* What you are asked to do:
Pictures do not belong in the copy, so please give every entry below again exactly.

* Data records:
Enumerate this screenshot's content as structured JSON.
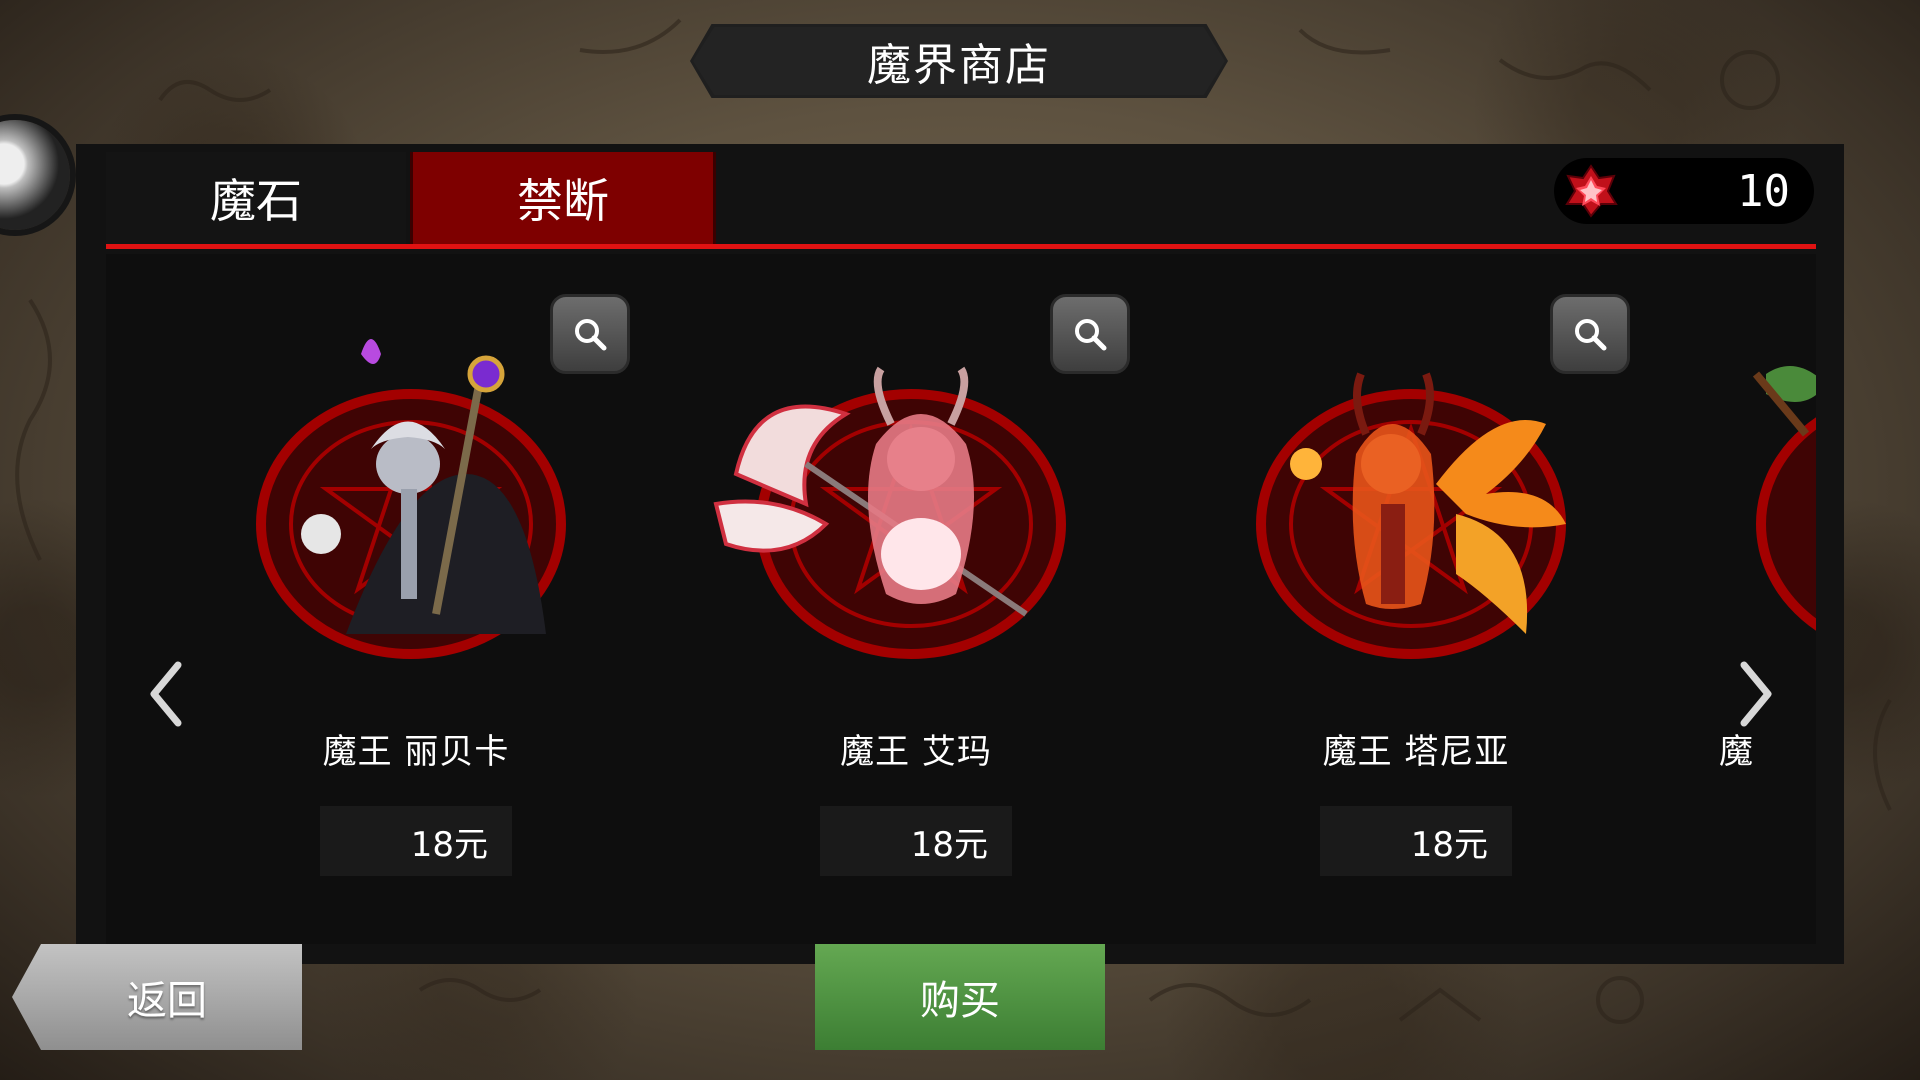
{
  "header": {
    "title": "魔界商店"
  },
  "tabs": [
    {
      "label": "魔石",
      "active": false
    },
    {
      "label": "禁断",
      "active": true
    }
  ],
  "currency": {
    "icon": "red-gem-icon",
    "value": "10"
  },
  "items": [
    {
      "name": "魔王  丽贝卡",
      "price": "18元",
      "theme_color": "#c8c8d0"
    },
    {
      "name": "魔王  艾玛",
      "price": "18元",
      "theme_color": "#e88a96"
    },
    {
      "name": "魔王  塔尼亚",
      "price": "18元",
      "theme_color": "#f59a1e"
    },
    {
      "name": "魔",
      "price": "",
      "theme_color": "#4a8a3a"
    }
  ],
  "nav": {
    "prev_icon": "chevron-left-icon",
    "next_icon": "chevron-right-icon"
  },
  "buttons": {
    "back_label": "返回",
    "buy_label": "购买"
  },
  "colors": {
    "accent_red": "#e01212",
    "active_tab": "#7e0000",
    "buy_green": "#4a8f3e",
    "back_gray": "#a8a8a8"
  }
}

* Task answer:
Enumerate this screenshot's content as structured JSON.
{
  "header": {
    "title": "魔界商店"
  },
  "tabs": [
    {
      "label": "魔石",
      "active": false
    },
    {
      "label": "禁断",
      "active": true
    }
  ],
  "currency": {
    "icon": "red-gem-icon",
    "value": "10"
  },
  "items": [
    {
      "name": "魔王  丽贝卡",
      "price": "18元",
      "theme_color": "#c8c8d0"
    },
    {
      "name": "魔王  艾玛",
      "price": "18元",
      "theme_color": "#e88a96"
    },
    {
      "name": "魔王  塔尼亚",
      "price": "18元",
      "theme_color": "#f59a1e"
    },
    {
      "name": "魔",
      "price": "",
      "theme_color": "#4a8a3a"
    }
  ],
  "nav": {
    "prev_icon": "chevron-left-icon",
    "next_icon": "chevron-right-icon"
  },
  "buttons": {
    "back_label": "返回",
    "buy_label": "购买"
  },
  "colors": {
    "accent_red": "#e01212",
    "active_tab": "#7e0000",
    "buy_green": "#4a8f3e",
    "back_gray": "#a8a8a8"
  }
}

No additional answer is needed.